- [EXERCISE TASK]:
Convert the data into a numbered list, from the first line through the line with "terminal-tab[interactable]: TERMINAL (184, 346, 244, 363)". Leave out any blank lines.

Element box annotations
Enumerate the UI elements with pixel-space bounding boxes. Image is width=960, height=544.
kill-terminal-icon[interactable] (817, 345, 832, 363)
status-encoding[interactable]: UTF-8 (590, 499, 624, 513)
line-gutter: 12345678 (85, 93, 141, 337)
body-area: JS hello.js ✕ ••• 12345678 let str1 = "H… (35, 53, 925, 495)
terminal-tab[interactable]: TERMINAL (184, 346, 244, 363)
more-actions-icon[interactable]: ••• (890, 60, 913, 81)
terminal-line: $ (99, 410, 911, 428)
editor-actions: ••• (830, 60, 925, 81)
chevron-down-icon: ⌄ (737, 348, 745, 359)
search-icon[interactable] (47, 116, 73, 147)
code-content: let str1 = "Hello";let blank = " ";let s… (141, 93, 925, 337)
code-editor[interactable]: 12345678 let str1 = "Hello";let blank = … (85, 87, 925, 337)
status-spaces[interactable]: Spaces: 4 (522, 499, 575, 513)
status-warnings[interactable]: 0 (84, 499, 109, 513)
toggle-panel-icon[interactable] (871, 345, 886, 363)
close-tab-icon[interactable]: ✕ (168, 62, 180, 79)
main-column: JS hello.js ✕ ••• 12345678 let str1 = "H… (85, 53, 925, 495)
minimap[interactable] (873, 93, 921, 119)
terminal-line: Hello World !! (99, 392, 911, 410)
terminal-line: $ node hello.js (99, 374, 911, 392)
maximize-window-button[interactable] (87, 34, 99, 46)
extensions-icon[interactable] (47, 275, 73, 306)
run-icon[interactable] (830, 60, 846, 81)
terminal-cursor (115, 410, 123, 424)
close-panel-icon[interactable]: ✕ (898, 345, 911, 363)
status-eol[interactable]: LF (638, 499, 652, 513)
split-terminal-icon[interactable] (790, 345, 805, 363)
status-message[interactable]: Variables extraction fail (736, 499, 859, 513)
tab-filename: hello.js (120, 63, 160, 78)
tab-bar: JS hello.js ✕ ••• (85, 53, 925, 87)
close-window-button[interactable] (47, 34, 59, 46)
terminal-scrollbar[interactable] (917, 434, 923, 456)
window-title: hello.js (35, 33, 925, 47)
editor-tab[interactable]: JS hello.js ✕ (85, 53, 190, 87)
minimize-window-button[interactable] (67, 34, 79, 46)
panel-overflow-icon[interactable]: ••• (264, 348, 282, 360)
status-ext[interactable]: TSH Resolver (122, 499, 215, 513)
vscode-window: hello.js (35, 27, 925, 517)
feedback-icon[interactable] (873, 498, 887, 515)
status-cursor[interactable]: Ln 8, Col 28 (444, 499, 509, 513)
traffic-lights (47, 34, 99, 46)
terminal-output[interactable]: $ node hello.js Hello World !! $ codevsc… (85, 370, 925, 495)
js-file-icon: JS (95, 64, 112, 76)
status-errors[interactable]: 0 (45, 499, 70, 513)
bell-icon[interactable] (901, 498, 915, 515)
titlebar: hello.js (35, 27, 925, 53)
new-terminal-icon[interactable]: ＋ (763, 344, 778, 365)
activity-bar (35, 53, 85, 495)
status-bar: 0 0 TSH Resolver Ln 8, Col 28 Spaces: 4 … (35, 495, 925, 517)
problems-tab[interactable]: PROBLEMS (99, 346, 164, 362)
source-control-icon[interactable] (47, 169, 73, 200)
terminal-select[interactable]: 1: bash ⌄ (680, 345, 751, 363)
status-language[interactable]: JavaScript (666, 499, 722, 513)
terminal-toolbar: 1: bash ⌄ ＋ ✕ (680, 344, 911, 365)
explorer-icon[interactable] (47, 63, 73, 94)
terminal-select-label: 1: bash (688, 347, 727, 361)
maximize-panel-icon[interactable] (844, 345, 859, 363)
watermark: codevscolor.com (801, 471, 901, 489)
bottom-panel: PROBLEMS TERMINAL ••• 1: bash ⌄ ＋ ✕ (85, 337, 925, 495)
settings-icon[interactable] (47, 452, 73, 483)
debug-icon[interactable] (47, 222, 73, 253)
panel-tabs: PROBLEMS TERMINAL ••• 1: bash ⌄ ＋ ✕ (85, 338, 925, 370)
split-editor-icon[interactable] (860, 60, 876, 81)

- [EXPECTED ANSWER]:
1. Enumerate the UI elements with pixel-space bounding boxes. Image is width=960, height=544.
2. kill-terminal-icon[interactable] (817, 345, 832, 363)
3. status-encoding[interactable]: UTF-8 (590, 499, 624, 513)
4. line-gutter: 12345678 (85, 93, 141, 337)
5. body-area: JS hello.js ✕ ••• 12345678 let str1 = "H… (35, 53, 925, 495)
6. terminal-tab[interactable]: TERMINAL (184, 346, 244, 363)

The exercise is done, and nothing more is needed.